— start RAW DATA —

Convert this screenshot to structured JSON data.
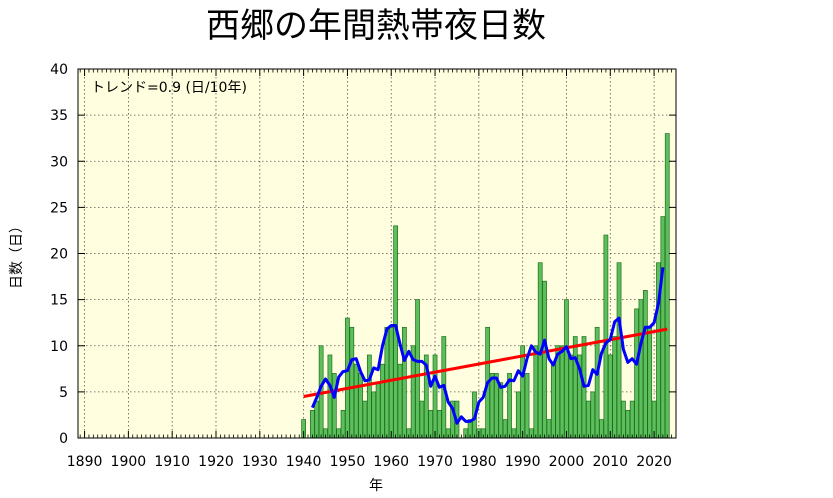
{
  "chart_data": {
    "type": "bar",
    "title": "西郷の年間熱帯夜日数",
    "xlabel": "年",
    "ylabel": "日数（日）",
    "xlim": [
      1888.5,
      2025
    ],
    "ylim": [
      0,
      40
    ],
    "xticks": [
      1890,
      1900,
      1910,
      1920,
      1930,
      1940,
      1950,
      1960,
      1970,
      1980,
      1990,
      2000,
      2010,
      2020
    ],
    "yticks": [
      0,
      5,
      10,
      15,
      20,
      25,
      30,
      35,
      40
    ],
    "grid": true,
    "trend_text": "トレンド=0.9 (日/10年)",
    "colors": {
      "plot_bg": "#ffffe0",
      "bar_fill": "#5cbf5c",
      "bar_edge": "#1e6e1e",
      "moving_average": "#0000ff",
      "trend": "#ff0000"
    },
    "years": [
      1940,
      1941,
      1942,
      1943,
      1944,
      1945,
      1946,
      1947,
      1948,
      1949,
      1950,
      1951,
      1952,
      1953,
      1954,
      1955,
      1956,
      1957,
      1958,
      1959,
      1960,
      1961,
      1962,
      1963,
      1964,
      1965,
      1966,
      1967,
      1968,
      1969,
      1970,
      1971,
      1972,
      1973,
      1974,
      1975,
      1976,
      1977,
      1978,
      1979,
      1980,
      1981,
      1982,
      1983,
      1984,
      1985,
      1986,
      1987,
      1988,
      1989,
      1990,
      1991,
      1992,
      1993,
      1994,
      1995,
      1996,
      1997,
      1998,
      1999,
      2000,
      2001,
      2002,
      2003,
      2004,
      2005,
      2006,
      2007,
      2008,
      2009,
      2010,
      2011,
      2012,
      2013,
      2014,
      2015,
      2016,
      2017,
      2018,
      2019,
      2020,
      2021,
      2022,
      2023,
      2024
    ],
    "values": [
      2,
      0,
      3,
      4,
      10,
      1,
      9,
      7,
      1,
      3,
      13,
      12,
      8,
      7,
      4,
      9,
      5,
      6,
      8,
      12,
      12,
      23,
      8,
      12,
      1,
      10,
      15,
      4,
      9,
      3,
      9,
      3,
      11,
      1,
      4,
      4,
      0,
      1,
      2,
      5,
      1,
      1,
      12,
      7,
      7,
      6,
      2,
      7,
      1,
      5,
      10,
      7,
      1,
      10,
      19,
      17,
      2,
      8,
      10,
      10,
      15,
      9,
      11,
      9,
      11,
      4,
      5,
      12,
      2,
      22,
      9,
      11,
      19,
      4,
      3,
      4,
      14,
      15,
      16,
      12,
      4,
      19,
      24,
      33,
      0
    ],
    "moving_average": [
      [
        1942,
        3.3
      ],
      [
        1943,
        4.4
      ],
      [
        1944,
        5.6
      ],
      [
        1945,
        6.4
      ],
      [
        1946,
        5.7
      ],
      [
        1947,
        4.4
      ],
      [
        1948,
        6.6
      ],
      [
        1949,
        7.2
      ],
      [
        1950,
        7.3
      ],
      [
        1951,
        8.5
      ],
      [
        1952,
        8.6
      ],
      [
        1953,
        7.2
      ],
      [
        1954,
        6.2
      ],
      [
        1955,
        6.3
      ],
      [
        1956,
        7.6
      ],
      [
        1957,
        7.4
      ],
      [
        1958,
        10.0
      ],
      [
        1959,
        11.8
      ],
      [
        1960,
        12.2
      ],
      [
        1961,
        12.2
      ],
      [
        1962,
        10.2
      ],
      [
        1963,
        8.4
      ],
      [
        1964,
        9.4
      ],
      [
        1965,
        8.5
      ],
      [
        1966,
        8.3
      ],
      [
        1967,
        8.3
      ],
      [
        1968,
        7.9
      ],
      [
        1969,
        5.6
      ],
      [
        1970,
        6.7
      ],
      [
        1971,
        5.5
      ],
      [
        1972,
        5.7
      ],
      [
        1973,
        3.9
      ],
      [
        1974,
        3.2
      ],
      [
        1975,
        1.6
      ],
      [
        1976,
        2.3
      ],
      [
        1977,
        1.8
      ],
      [
        1978,
        1.8
      ],
      [
        1979,
        2.1
      ],
      [
        1980,
        3.9
      ],
      [
        1981,
        4.4
      ],
      [
        1982,
        6.0
      ],
      [
        1983,
        6.5
      ],
      [
        1984,
        6.5
      ],
      [
        1985,
        5.5
      ],
      [
        1986,
        5.6
      ],
      [
        1987,
        6.3
      ],
      [
        1988,
        6.2
      ],
      [
        1989,
        7.3
      ],
      [
        1990,
        6.7
      ],
      [
        1991,
        8.6
      ],
      [
        1992,
        10.0
      ],
      [
        1993,
        9.3
      ],
      [
        1994,
        9.1
      ],
      [
        1995,
        10.6
      ],
      [
        1996,
        8.6
      ],
      [
        1997,
        7.9
      ],
      [
        1998,
        9.1
      ],
      [
        1999,
        9.4
      ],
      [
        2000,
        9.9
      ],
      [
        2001,
        8.6
      ],
      [
        2002,
        8.7
      ],
      [
        2003,
        7.5
      ],
      [
        2004,
        5.6
      ],
      [
        2005,
        5.7
      ],
      [
        2006,
        7.4
      ],
      [
        2007,
        6.9
      ],
      [
        2008,
        9.2
      ],
      [
        2009,
        10.3
      ],
      [
        2010,
        10.7
      ],
      [
        2011,
        12.6
      ],
      [
        2012,
        13.0
      ],
      [
        2013,
        9.6
      ],
      [
        2014,
        8.2
      ],
      [
        2015,
        8.6
      ],
      [
        2016,
        8.0
      ],
      [
        2017,
        10.3
      ],
      [
        2018,
        12.0
      ],
      [
        2019,
        12.0
      ],
      [
        2020,
        12.5
      ],
      [
        2021,
        14.6
      ],
      [
        2022,
        18.5
      ]
    ],
    "trend_line": [
      [
        1940,
        4.5
      ],
      [
        2023,
        11.8
      ]
    ]
  }
}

— end RAW DATA —

WRITTEN PROBLEM:
Will you restate every entry word for word and omit the images?

SOLUTION TO THIS PROBLEM:
Convert this screenshot to structured JSON data.
{
  "chart_data": {
    "type": "bar",
    "title": "西郷の年間熱帯夜日数",
    "xlabel": "年",
    "ylabel": "日数（日）",
    "xlim": [
      1888.5,
      2025
    ],
    "ylim": [
      0,
      40
    ],
    "xticks": [
      1890,
      1900,
      1910,
      1920,
      1930,
      1940,
      1950,
      1960,
      1970,
      1980,
      1990,
      2000,
      2010,
      2020
    ],
    "yticks": [
      0,
      5,
      10,
      15,
      20,
      25,
      30,
      35,
      40
    ],
    "grid": true,
    "trend_text": "トレンド=0.9 (日/10年)",
    "colors": {
      "plot_bg": "#ffffe0",
      "bar_fill": "#5cbf5c",
      "bar_edge": "#1e6e1e",
      "moving_average": "#0000ff",
      "trend": "#ff0000"
    },
    "years": [
      1940,
      1941,
      1942,
      1943,
      1944,
      1945,
      1946,
      1947,
      1948,
      1949,
      1950,
      1951,
      1952,
      1953,
      1954,
      1955,
      1956,
      1957,
      1958,
      1959,
      1960,
      1961,
      1962,
      1963,
      1964,
      1965,
      1966,
      1967,
      1968,
      1969,
      1970,
      1971,
      1972,
      1973,
      1974,
      1975,
      1976,
      1977,
      1978,
      1979,
      1980,
      1981,
      1982,
      1983,
      1984,
      1985,
      1986,
      1987,
      1988,
      1989,
      1990,
      1991,
      1992,
      1993,
      1994,
      1995,
      1996,
      1997,
      1998,
      1999,
      2000,
      2001,
      2002,
      2003,
      2004,
      2005,
      2006,
      2007,
      2008,
      2009,
      2010,
      2011,
      2012,
      2013,
      2014,
      2015,
      2016,
      2017,
      2018,
      2019,
      2020,
      2021,
      2022,
      2023,
      2024
    ],
    "values": [
      2,
      0,
      3,
      4,
      10,
      1,
      9,
      7,
      1,
      3,
      13,
      12,
      8,
      7,
      4,
      9,
      5,
      6,
      8,
      12,
      12,
      23,
      8,
      12,
      1,
      10,
      15,
      4,
      9,
      3,
      9,
      3,
      11,
      1,
      4,
      4,
      0,
      1,
      2,
      5,
      1,
      1,
      12,
      7,
      7,
      6,
      2,
      7,
      1,
      5,
      10,
      7,
      1,
      10,
      19,
      17,
      2,
      8,
      10,
      10,
      15,
      9,
      11,
      9,
      11,
      4,
      5,
      12,
      2,
      22,
      9,
      11,
      19,
      4,
      3,
      4,
      14,
      15,
      16,
      12,
      4,
      19,
      24,
      33,
      0
    ],
    "moving_average": [
      [
        1942,
        3.3
      ],
      [
        1943,
        4.4
      ],
      [
        1944,
        5.6
      ],
      [
        1945,
        6.4
      ],
      [
        1946,
        5.7
      ],
      [
        1947,
        4.4
      ],
      [
        1948,
        6.6
      ],
      [
        1949,
        7.2
      ],
      [
        1950,
        7.3
      ],
      [
        1951,
        8.5
      ],
      [
        1952,
        8.6
      ],
      [
        1953,
        7.2
      ],
      [
        1954,
        6.2
      ],
      [
        1955,
        6.3
      ],
      [
        1956,
        7.6
      ],
      [
        1957,
        7.4
      ],
      [
        1958,
        10.0
      ],
      [
        1959,
        11.8
      ],
      [
        1960,
        12.2
      ],
      [
        1961,
        12.2
      ],
      [
        1962,
        10.2
      ],
      [
        1963,
        8.4
      ],
      [
        1964,
        9.4
      ],
      [
        1965,
        8.5
      ],
      [
        1966,
        8.3
      ],
      [
        1967,
        8.3
      ],
      [
        1968,
        7.9
      ],
      [
        1969,
        5.6
      ],
      [
        1970,
        6.7
      ],
      [
        1971,
        5.5
      ],
      [
        1972,
        5.7
      ],
      [
        1973,
        3.9
      ],
      [
        1974,
        3.2
      ],
      [
        1975,
        1.6
      ],
      [
        1976,
        2.3
      ],
      [
        1977,
        1.8
      ],
      [
        1978,
        1.8
      ],
      [
        1979,
        2.1
      ],
      [
        1980,
        3.9
      ],
      [
        1981,
        4.4
      ],
      [
        1982,
        6.0
      ],
      [
        1983,
        6.5
      ],
      [
        1984,
        6.5
      ],
      [
        1985,
        5.5
      ],
      [
        1986,
        5.6
      ],
      [
        1987,
        6.3
      ],
      [
        1988,
        6.2
      ],
      [
        1989,
        7.3
      ],
      [
        1990,
        6.7
      ],
      [
        1991,
        8.6
      ],
      [
        1992,
        10.0
      ],
      [
        1993,
        9.3
      ],
      [
        1994,
        9.1
      ],
      [
        1995,
        10.6
      ],
      [
        1996,
        8.6
      ],
      [
        1997,
        7.9
      ],
      [
        1998,
        9.1
      ],
      [
        1999,
        9.4
      ],
      [
        2000,
        9.9
      ],
      [
        2001,
        8.6
      ],
      [
        2002,
        8.7
      ],
      [
        2003,
        7.5
      ],
      [
        2004,
        5.6
      ],
      [
        2005,
        5.7
      ],
      [
        2006,
        7.4
      ],
      [
        2007,
        6.9
      ],
      [
        2008,
        9.2
      ],
      [
        2009,
        10.3
      ],
      [
        2010,
        10.7
      ],
      [
        2011,
        12.6
      ],
      [
        2012,
        13.0
      ],
      [
        2013,
        9.6
      ],
      [
        2014,
        8.2
      ],
      [
        2015,
        8.6
      ],
      [
        2016,
        8.0
      ],
      [
        2017,
        10.3
      ],
      [
        2018,
        12.0
      ],
      [
        2019,
        12.0
      ],
      [
        2020,
        12.5
      ],
      [
        2021,
        14.6
      ],
      [
        2022,
        18.5
      ]
    ],
    "trend_line": [
      [
        1940,
        4.5
      ],
      [
        2023,
        11.8
      ]
    ]
  }
}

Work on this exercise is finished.